[start of Excerpt provided]

|
|
|
Chicago Market’s next Pop-Up market will be on Saturday, May 21 from 2:00 to 5:00pm at the Swedish American Museum. Our theme this time is all about summer barbecue: come and buy sustainable veggies, seafood and meat for your grill. We’ll also have knife sharpening, baked goods, grains, ice cream, sauces, coffee and more. Chicago Market Owner Kolleen Blume and her old-time string band The Slippery Elms will also entertain us at the Pop-Up. Bring your friends and family!
|
|
|
|
|
Become an Owner now or at the Pop-Up and you’ll get a $10 coupon to use for purchases there, as well as being entered into a drawing for a cute Weber single-burner grill. Entry is free, but you do need to RSVP. When you do, you’ll also be able to pre-order sustainable meats from Meadow Haven Farm! See you on Saturday!
RSVP now
|
|
|
|
|
|
|
|
|
This month, Chicago Market launched a new Owners drive, and we’re calling it “What’s Your Blueprint?”. We’re looking to get 50 new Owners between now and the end of June, to help us jumpstart the funding of our architect and store designer projects.
We’ve had 9 new Owners join already since the campaign start! And we’re continuing to make great progress on selecting a site for our store – we’ve identified at least three locations with great potential to build your dream grocery store, and we’re beginning negotiation discussions.
And now the fun starts – hiring the architects and store designers who’ll work with us to make Chicago Market a big, bright, beautiful non-cookie cutter store.
But we need two things from you, now, to make it real.

[end of Excerpt provided]
[start of Extracted records]

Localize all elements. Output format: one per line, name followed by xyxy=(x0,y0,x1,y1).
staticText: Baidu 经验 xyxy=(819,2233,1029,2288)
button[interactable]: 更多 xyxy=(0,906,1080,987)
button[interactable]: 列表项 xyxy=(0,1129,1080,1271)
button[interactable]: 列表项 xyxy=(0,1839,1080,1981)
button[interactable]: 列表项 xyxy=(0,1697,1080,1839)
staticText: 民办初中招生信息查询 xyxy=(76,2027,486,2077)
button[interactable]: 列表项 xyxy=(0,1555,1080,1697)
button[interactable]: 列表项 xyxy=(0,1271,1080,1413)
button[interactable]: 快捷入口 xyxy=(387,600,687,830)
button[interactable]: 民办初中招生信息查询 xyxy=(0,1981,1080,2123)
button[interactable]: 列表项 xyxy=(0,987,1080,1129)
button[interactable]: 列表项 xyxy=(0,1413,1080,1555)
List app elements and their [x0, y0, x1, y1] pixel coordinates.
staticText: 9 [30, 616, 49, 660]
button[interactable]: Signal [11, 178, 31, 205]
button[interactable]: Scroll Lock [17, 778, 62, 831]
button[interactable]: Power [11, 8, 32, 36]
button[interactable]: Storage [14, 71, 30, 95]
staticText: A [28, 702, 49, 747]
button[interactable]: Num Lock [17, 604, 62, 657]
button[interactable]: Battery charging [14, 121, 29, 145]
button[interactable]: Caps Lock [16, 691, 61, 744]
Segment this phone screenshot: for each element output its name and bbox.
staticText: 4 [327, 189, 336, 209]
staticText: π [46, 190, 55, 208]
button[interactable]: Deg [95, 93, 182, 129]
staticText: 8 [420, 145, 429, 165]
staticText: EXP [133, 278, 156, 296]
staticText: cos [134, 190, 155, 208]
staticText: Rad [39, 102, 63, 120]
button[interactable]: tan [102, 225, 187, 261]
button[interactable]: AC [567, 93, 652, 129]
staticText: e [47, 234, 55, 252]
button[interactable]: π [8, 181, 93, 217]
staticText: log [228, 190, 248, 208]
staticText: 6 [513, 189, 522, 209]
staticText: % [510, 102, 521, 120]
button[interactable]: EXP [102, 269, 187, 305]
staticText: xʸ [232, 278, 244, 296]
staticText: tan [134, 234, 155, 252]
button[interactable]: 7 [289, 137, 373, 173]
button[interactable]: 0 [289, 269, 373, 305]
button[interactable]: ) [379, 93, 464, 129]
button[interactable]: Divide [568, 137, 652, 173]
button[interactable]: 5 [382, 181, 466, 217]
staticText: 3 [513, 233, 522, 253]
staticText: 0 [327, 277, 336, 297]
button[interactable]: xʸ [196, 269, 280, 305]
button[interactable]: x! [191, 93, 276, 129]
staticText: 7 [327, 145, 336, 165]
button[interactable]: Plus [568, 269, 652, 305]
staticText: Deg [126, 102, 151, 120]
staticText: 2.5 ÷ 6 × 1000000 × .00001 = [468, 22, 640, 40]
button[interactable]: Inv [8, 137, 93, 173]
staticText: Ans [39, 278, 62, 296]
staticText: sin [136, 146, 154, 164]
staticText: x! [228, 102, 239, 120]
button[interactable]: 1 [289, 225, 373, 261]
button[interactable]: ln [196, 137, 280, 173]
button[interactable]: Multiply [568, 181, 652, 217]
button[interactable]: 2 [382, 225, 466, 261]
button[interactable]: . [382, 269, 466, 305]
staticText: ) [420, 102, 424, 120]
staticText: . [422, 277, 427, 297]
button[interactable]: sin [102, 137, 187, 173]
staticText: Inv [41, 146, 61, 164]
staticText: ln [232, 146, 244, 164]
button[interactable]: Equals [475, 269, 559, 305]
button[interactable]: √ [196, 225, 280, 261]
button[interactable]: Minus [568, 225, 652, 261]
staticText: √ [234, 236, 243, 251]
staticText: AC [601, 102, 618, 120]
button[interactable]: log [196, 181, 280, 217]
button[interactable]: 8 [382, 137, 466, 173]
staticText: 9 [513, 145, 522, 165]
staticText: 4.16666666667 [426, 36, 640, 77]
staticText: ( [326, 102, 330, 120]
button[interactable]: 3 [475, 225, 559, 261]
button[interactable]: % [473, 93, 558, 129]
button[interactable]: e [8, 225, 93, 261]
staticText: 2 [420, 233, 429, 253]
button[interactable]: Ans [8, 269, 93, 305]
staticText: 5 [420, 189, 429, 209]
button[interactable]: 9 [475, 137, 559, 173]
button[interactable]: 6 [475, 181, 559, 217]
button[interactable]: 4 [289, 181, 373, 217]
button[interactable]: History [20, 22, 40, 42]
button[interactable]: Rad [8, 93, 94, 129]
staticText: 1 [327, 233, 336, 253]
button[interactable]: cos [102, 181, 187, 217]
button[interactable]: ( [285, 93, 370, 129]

[end of Extracted records]

* Request *
From the Chicago Market newsletter text, reproduce the passage starting at "We’ve had 9" and ending at "non-cookie cutter store.", word for word. The material has no connection to the Chicago Market newsletter text.

* Worked solution *
We’ve had 9 new Owners join already since the campaign start! And we’re continuing to make great progress on selecting a site for our store – we’ve identified at least three locations with great potential to build your dream grocery store, and we’re beginning negotiation discussions.
And now the fun starts – hiring the architects and store designers who’ll work with us to make Chicago Market a big, bright, beautiful non-cookie cutter store.